**TASK GOAL:**
Make an exact copy of all the entries, but do not reproduce the pictures.
= = = = = = =
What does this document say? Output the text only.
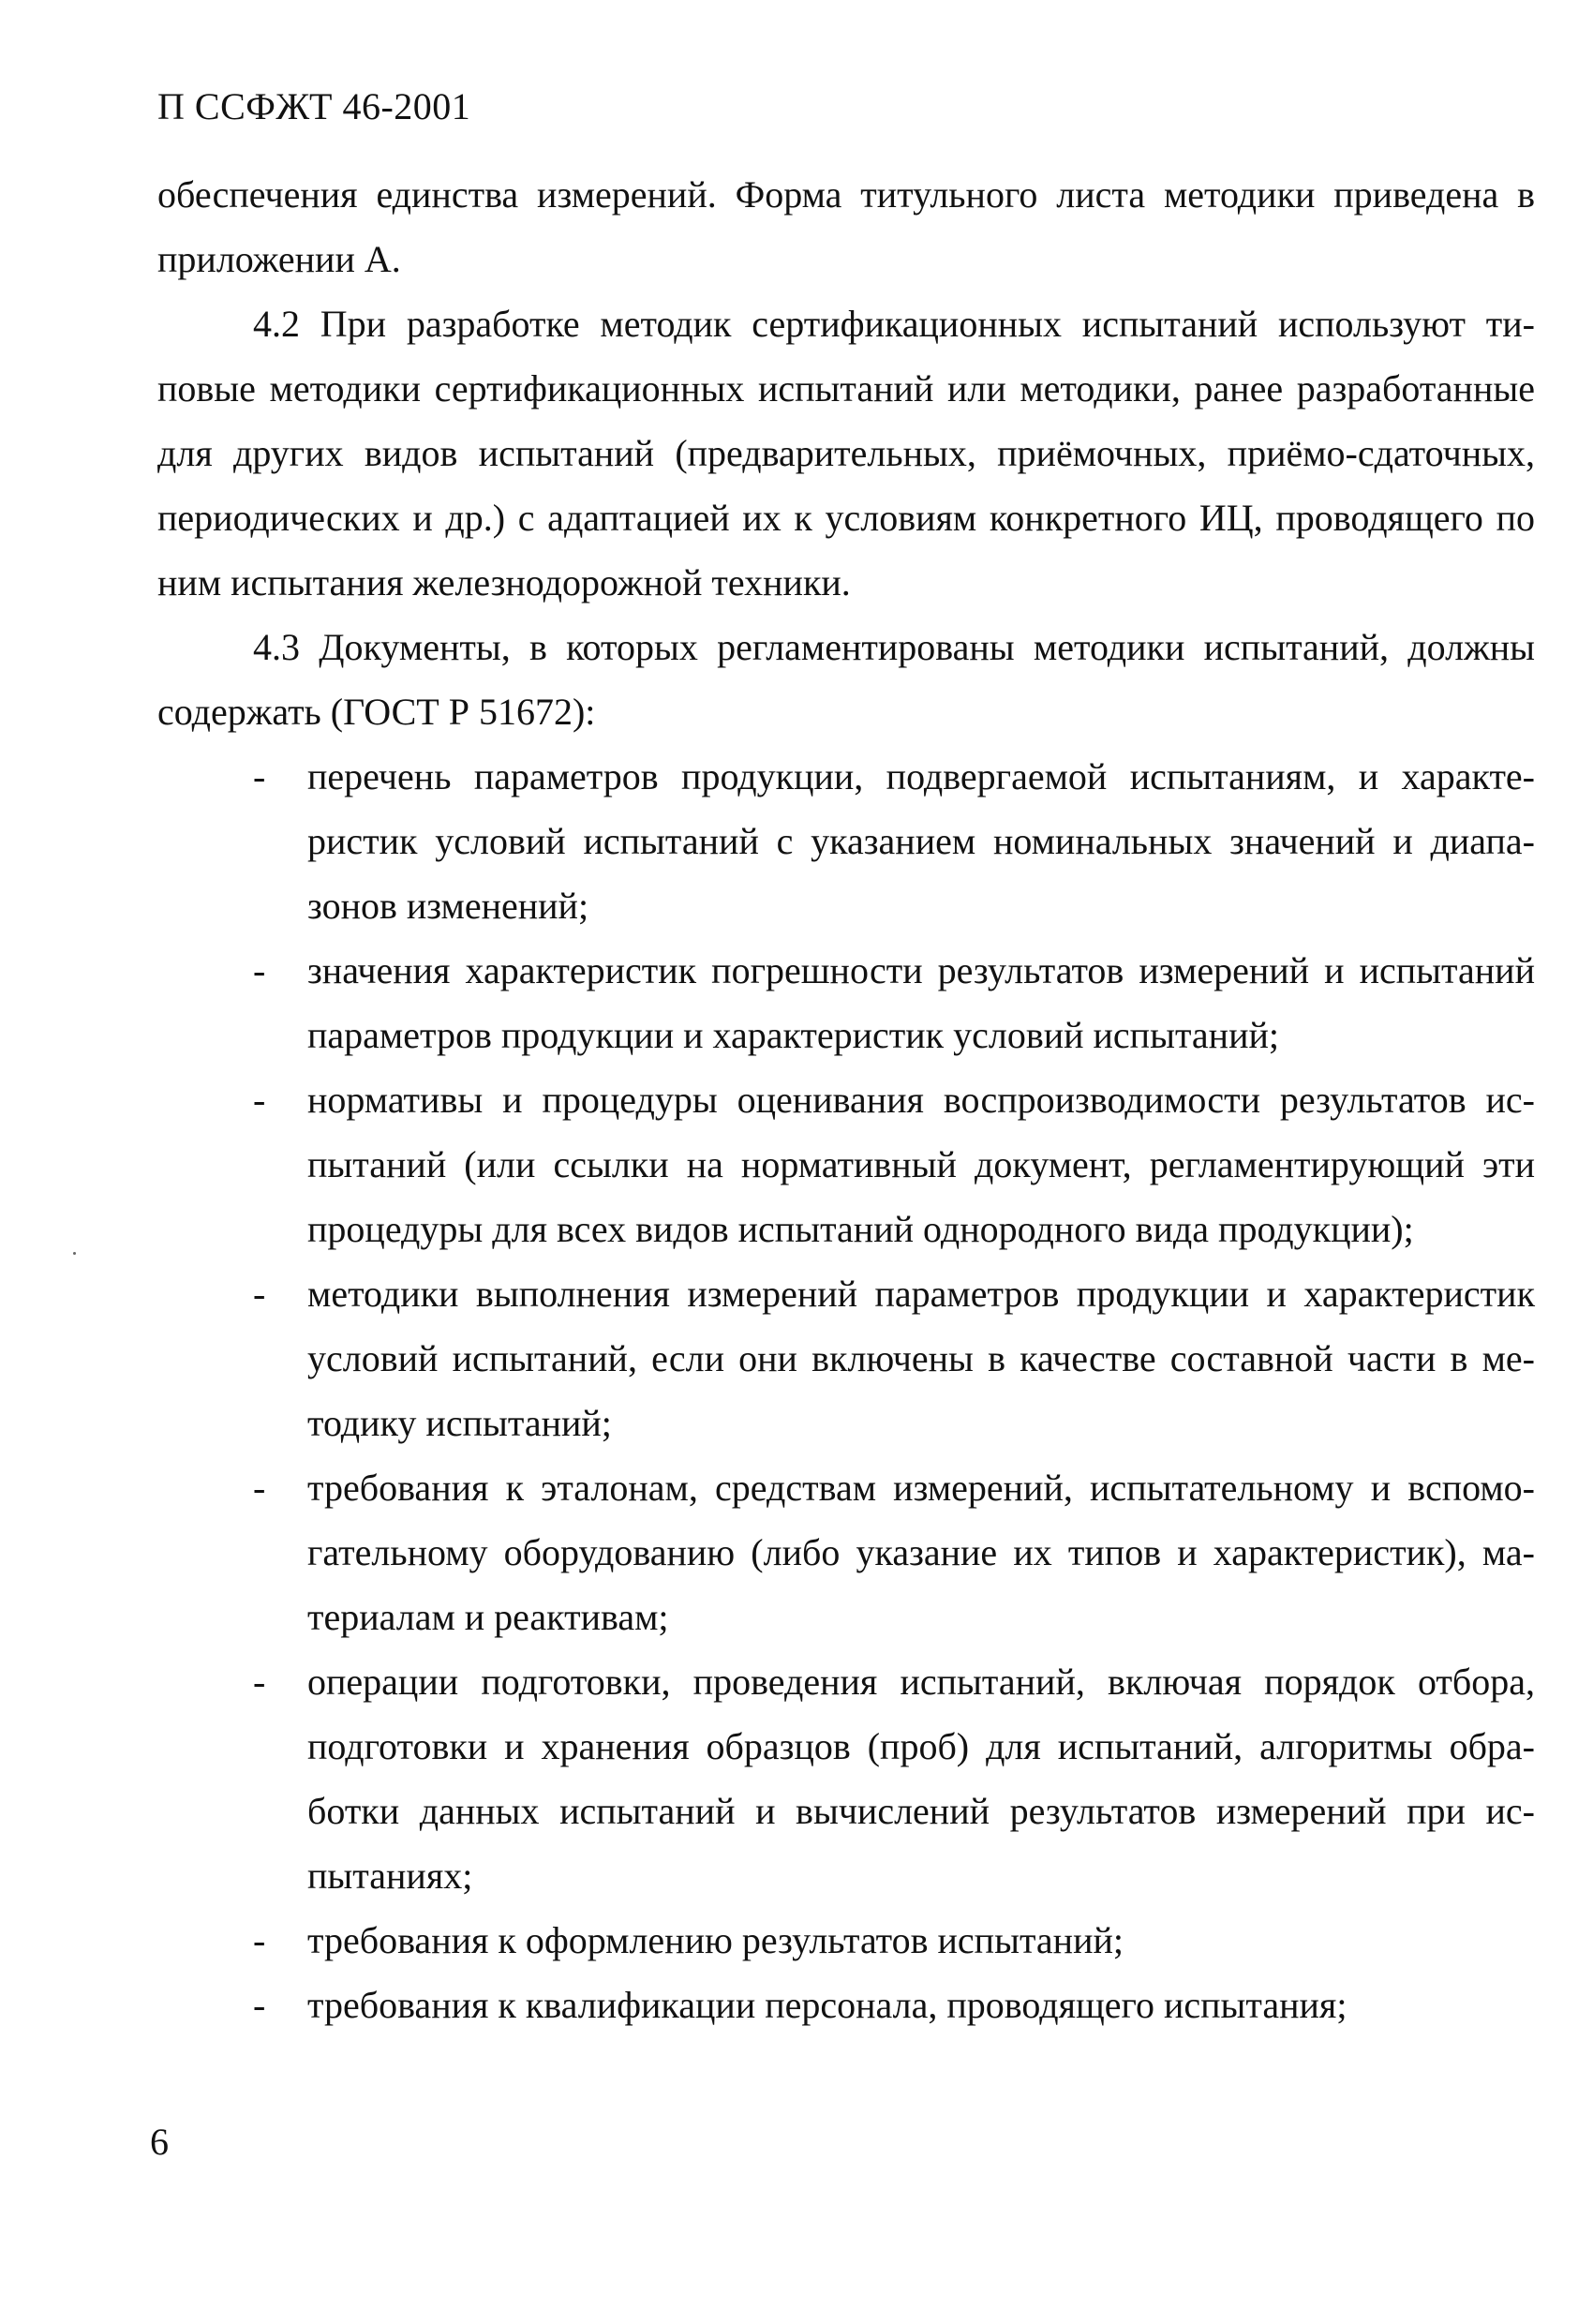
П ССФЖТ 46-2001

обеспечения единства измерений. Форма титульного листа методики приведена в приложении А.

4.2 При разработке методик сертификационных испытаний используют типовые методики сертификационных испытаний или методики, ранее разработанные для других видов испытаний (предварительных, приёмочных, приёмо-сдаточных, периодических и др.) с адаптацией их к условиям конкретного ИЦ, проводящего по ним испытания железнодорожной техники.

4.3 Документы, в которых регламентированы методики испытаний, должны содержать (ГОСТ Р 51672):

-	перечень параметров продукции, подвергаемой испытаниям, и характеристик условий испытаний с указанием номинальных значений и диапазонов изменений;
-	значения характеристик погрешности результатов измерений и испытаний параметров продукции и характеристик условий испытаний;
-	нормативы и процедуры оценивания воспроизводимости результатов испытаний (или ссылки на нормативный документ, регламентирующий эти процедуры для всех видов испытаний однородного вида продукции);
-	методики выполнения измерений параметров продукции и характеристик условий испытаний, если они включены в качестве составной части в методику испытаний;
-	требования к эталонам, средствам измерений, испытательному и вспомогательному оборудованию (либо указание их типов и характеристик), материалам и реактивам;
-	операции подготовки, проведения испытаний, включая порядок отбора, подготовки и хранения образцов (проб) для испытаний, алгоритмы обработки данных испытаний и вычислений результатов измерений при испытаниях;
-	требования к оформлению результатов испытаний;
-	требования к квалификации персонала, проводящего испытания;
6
= = = = = = =
**EXERCISE OUTPUT:**
What does this document say? Output the text only.
П ССФЖТ 46-2001

обеспечения единства измерений. Форма титульного листа методики приведена в приложении А.

4.2 При разработке методик сертификационных испытаний используют типовые методики сертификационных испытаний или методики, ранее разработанные для других видов испытаний (предварительных, приёмочных, приёмо-сдаточных, периодических и др.) с адаптацией их к условиям конкретного ИЦ, проводящего по ним испытания железнодорожной техники.

4.3 Документы, в которых регламентированы методики испытаний, должны содержать (ГОСТ Р 51672):

-	перечень параметров продукции, подвергаемой испытаниям, и характеристик условий испытаний с указанием номинальных значений и диапазонов изменений;
-	значения характеристик погрешности результатов измерений и испытаний параметров продукции и характеристик условий испытаний;
-	нормативы и процедуры оценивания воспроизводимости результатов испытаний (или ссылки на нормативный документ, регламентирующий эти процедуры для всех видов испытаний однородного вида продукции);
-	методики выполнения измерений параметров продукции и характеристик условий испытаний, если они включены в качестве составной части в методику испытаний;
-	требования к эталонам, средствам измерений, испытательному и вспомогательному оборудованию (либо указание их типов и характеристик), материалам и реактивам;
-	операции подготовки, проведения испытаний, включая порядок отбора, подготовки и хранения образцов (проб) для испытаний, алгоритмы обработки данных испытаний и вычислений результатов измерений при испытаниях;
-	требования к оформлению результатов испытаний;
-	требования к квалификации персонала, проводящего испытания;
6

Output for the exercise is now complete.